■ Written instruction
Copy every entry exactly as given, minus the images.

■ Listed entries
★ ★ ★

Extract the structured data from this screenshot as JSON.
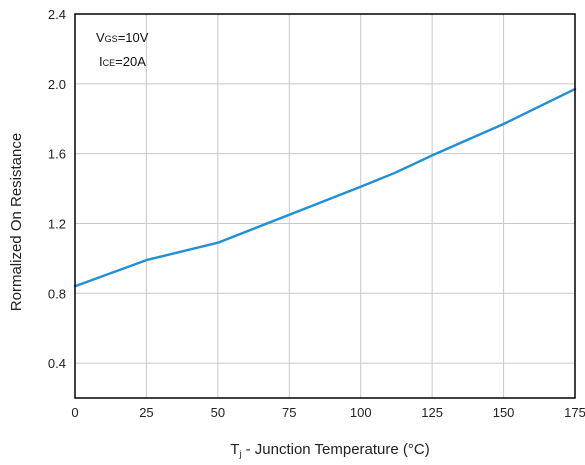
{
  "chart_data": {
    "type": "line",
    "title": "",
    "xlabel_main": "T",
    "xlabel_sub": "j",
    "xlabel_rest": " - Junction Temperature (°C)",
    "ylabel": "Rormalized On Resistance",
    "xlim": [
      0,
      175
    ],
    "ylim": [
      0.2,
      2.4
    ],
    "x_ticks": [
      "0",
      "25",
      "50",
      "75",
      "100",
      "125",
      "150",
      "175"
    ],
    "y_ticks": [
      "0.4",
      "0.8",
      "1.2",
      "1.6",
      "2.0",
      "2.4"
    ],
    "grid": true,
    "line_color": "#1f8fd6",
    "annotations": [
      {
        "main": "V",
        "sub": "GS",
        "rest": "=10V"
      },
      {
        "main": "I",
        "sub": "CE",
        "rest": "=20A"
      }
    ],
    "series": [
      {
        "x": [
          0,
          25,
          50,
          75,
          100,
          112,
          125,
          150,
          175
        ],
        "y": [
          0.84,
          0.99,
          1.09,
          1.25,
          1.41,
          1.49,
          1.59,
          1.77,
          1.97
        ]
      }
    ]
  }
}
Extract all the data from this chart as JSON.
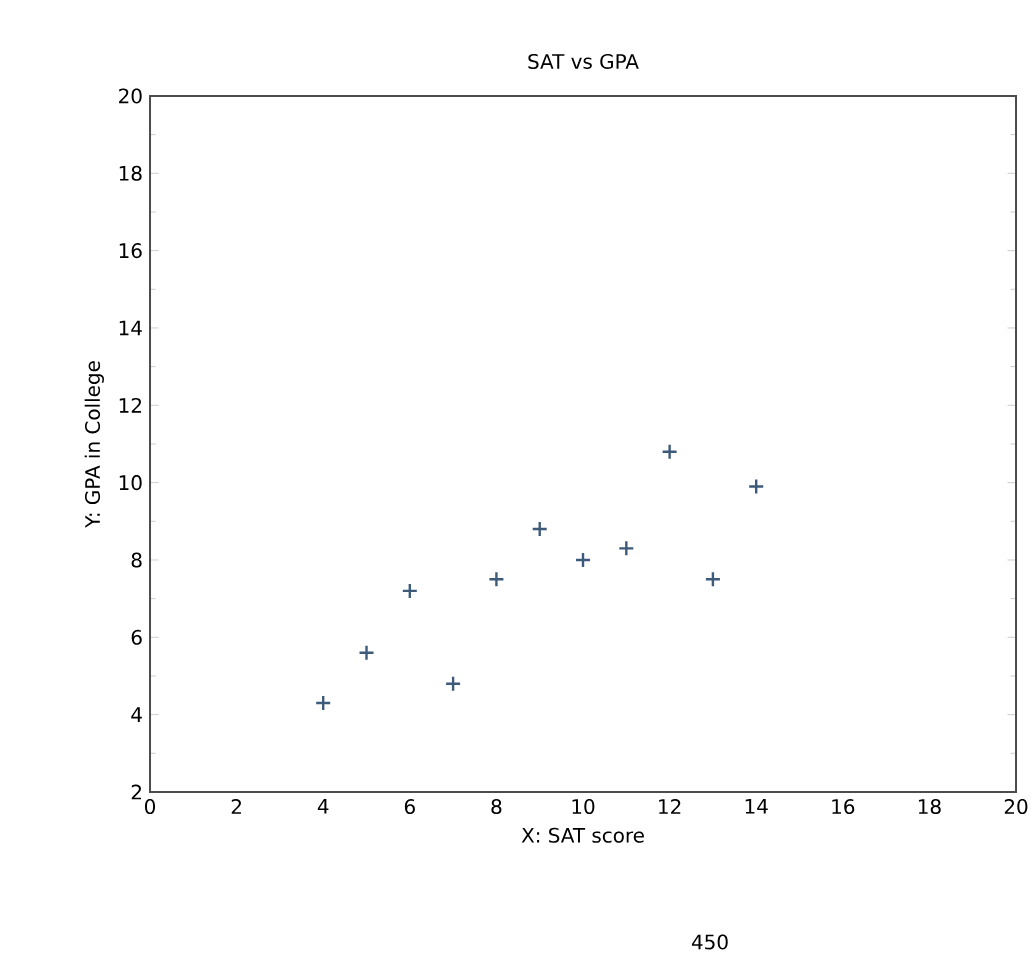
{
  "chart_data": {
    "type": "scatter",
    "title": "SAT vs GPA",
    "xlabel": "X: SAT score",
    "ylabel": "Y: GPA in College",
    "x": [
      4,
      5,
      6,
      7,
      8,
      9,
      10,
      11,
      12,
      13,
      14
    ],
    "values": [
      4.3,
      5.6,
      7.2,
      4.8,
      7.5,
      8.8,
      8.0,
      8.3,
      10.8,
      7.5,
      9.9
    ],
    "color": "#3d5a7a",
    "marker": "cross",
    "grid": false,
    "xlim": [
      0,
      20
    ],
    "xticks": [
      0,
      2,
      4,
      6,
      8,
      10,
      12,
      14,
      16,
      18,
      20
    ],
    "ylim": [
      2,
      20
    ],
    "yticks": [
      2,
      4,
      6,
      8,
      10,
      12,
      14,
      16,
      18,
      20
    ],
    "annotations": [
      "450"
    ]
  }
}
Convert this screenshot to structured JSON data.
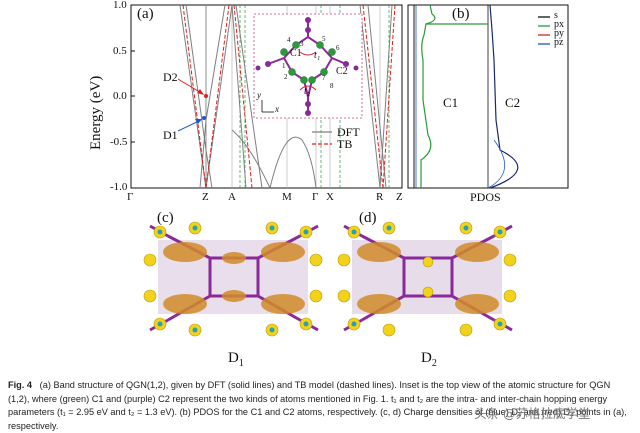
{
  "panel_a": {
    "label": "(a)",
    "ylabel": "Energy (eV)",
    "yticks": [
      "1.0",
      "0.5",
      "0.0",
      "-0.5",
      "-1.0"
    ],
    "xticks": [
      "Γ",
      "Z",
      "A",
      "M",
      "Γ",
      "X",
      "R",
      "Z"
    ],
    "d2": "D2",
    "d1": "D1",
    "legend": [
      "DFT",
      "TB"
    ],
    "inset": {
      "c1": "C1",
      "c2": "C2",
      "t1": "t₁",
      "t2": "t₂",
      "y": "y",
      "x": "x",
      "numbers": [
        "1",
        "2",
        "3",
        "4",
        "5",
        "6",
        "7",
        "8"
      ]
    }
  },
  "panel_b": {
    "label": "(b)",
    "c1": "C1",
    "c2": "C2",
    "xlabel": "PDOS",
    "legend": [
      "s",
      "px",
      "py",
      "pz"
    ]
  },
  "panel_c": {
    "label": "(c)",
    "sublabel": "D",
    "sub": "1"
  },
  "panel_d": {
    "label": "(d)",
    "sublabel": "D",
    "sub": "2"
  },
  "caption": {
    "fig": "Fig. 4",
    "text": "(a) Band structure of QGN(1,2), given by DFT (solid lines) and TB model (dashed lines). Inset is the top view of the atomic structure for QGN (1,2), where (green) C1 and (purple) C2 represent the two kinds of atoms mentioned in Fig. 1. t₁ and t₂ are the intra- and inter-chain hopping energy parameters (t₁ = 2.95 eV and t₂ = 1.3 eV). (b) PDOS for the C1 and C2 atoms, respectively. (c, d) Charge densities of (blue) D₁ and (red) D₂ points in (a), respectively."
  },
  "watermark": "头条 @苏格拉底学堂",
  "colors": {
    "dft": "#7f7f7f",
    "tb": "#d62020",
    "green": "#2a9a3a",
    "purple": "#8a2a9a",
    "orange": "#e08a20"
  }
}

★ ★ ★

■ Solution to this exercise
Extract the structured data from this screenshot as JSON.
{
  "chart_data": {
    "type": "line",
    "title": "",
    "xlabel_main": "T",
    "xlabel_sub": "j",
    "xlabel_rest": " - Junction Temperature (°C)",
    "ylabel": "Rormalized On Resistance",
    "xlim": [
      0,
      175
    ],
    "ylim": [
      0.2,
      2.4
    ],
    "x_ticks": [
      "0",
      "25",
      "50",
      "75",
      "100",
      "125",
      "150",
      "175"
    ],
    "y_ticks": [
      "0.4",
      "0.8",
      "1.2",
      "1.6",
      "2.0",
      "2.4"
    ],
    "grid": true,
    "line_color": "#1f8fd6",
    "annotations": [
      {
        "main": "V",
        "sub": "GS",
        "rest": "=10V"
      },
      {
        "main": "I",
        "sub": "CE",
        "rest": "=20A"
      }
    ],
    "series": [
      {
        "x": [
          0,
          25,
          50,
          75,
          100,
          112,
          125,
          150,
          175
        ],
        "y": [
          0.84,
          0.99,
          1.09,
          1.25,
          1.41,
          1.49,
          1.59,
          1.77,
          1.97
        ]
      }
    ]
  }
}
Extract all the data from this chart as JSON.
{
  "chart_data": {
    "type": "scatter",
    "title": "SAT vs GPA",
    "xlabel": "X: SAT score",
    "ylabel": "Y: GPA in College",
    "x": [
      4,
      5,
      6,
      7,
      8,
      9,
      10,
      11,
      12,
      13,
      14
    ],
    "values": [
      4.3,
      5.6,
      7.2,
      4.8,
      7.5,
      8.8,
      8.0,
      8.3,
      10.8,
      7.5,
      9.9
    ],
    "color": "#3d5a7a",
    "marker": "cross",
    "grid": false,
    "xlim": [
      0,
      20
    ],
    "xticks": [
      0,
      2,
      4,
      6,
      8,
      10,
      12,
      14,
      16,
      18,
      20
    ],
    "ylim": [
      2,
      20
    ],
    "yticks": [
      2,
      4,
      6,
      8,
      10,
      12,
      14,
      16,
      18,
      20
    ],
    "annotations": [
      "450"
    ]
  }
}
Convert this screenshot to structured JSON data.
{
  "panel_a": {
    "label": "(a)",
    "ylabel": "Energy (eV)",
    "yticks": [
      "1.0",
      "0.5",
      "0.0",
      "-0.5",
      "-1.0"
    ],
    "xticks": [
      "Γ",
      "Z",
      "A",
      "M",
      "Γ",
      "X",
      "R",
      "Z"
    ],
    "d2": "D2",
    "d1": "D1",
    "legend": [
      "DFT",
      "TB"
    ],
    "inset": {
      "c1": "C1",
      "c2": "C2",
      "t1": "t₁",
      "t2": "t₂",
      "y": "y",
      "x": "x",
      "numbers": [
        "1",
        "2",
        "3",
        "4",
        "5",
        "6",
        "7",
        "8"
      ]
    }
  },
  "panel_b": {
    "label": "(b)",
    "c1": "C1",
    "c2": "C2",
    "xlabel": "PDOS",
    "legend": [
      "s",
      "px",
      "py",
      "pz"
    ]
  },
  "panel_c": {
    "label": "(c)",
    "sublabel": "D",
    "sub": "1"
  },
  "panel_d": {
    "label": "(d)",
    "sublabel": "D",
    "sub": "2"
  },
  "caption": {
    "fig": "Fig. 4",
    "text": "(a) Band structure of QGN(1,2), given by DFT (solid lines) and TB model (dashed lines). Inset is the top view of the atomic structure for QGN (1,2), where (green) C1 and (purple) C2 represent the two kinds of atoms mentioned in Fig. 1. t₁ and t₂ are the intra- and inter-chain hopping energy parameters (t₁ = 2.95 eV and t₂ = 1.3 eV). (b) PDOS for the C1 and C2 atoms, respectively. (c, d) Charge densities of (blue) D₁ and (red) D₂ points in (a), respectively."
  },
  "watermark": "头条 @苏格拉底学堂",
  "colors": {
    "dft": "#7f7f7f",
    "tb": "#d62020",
    "green": "#2a9a3a",
    "purple": "#8a2a9a",
    "orange": "#e08a20"
  }
}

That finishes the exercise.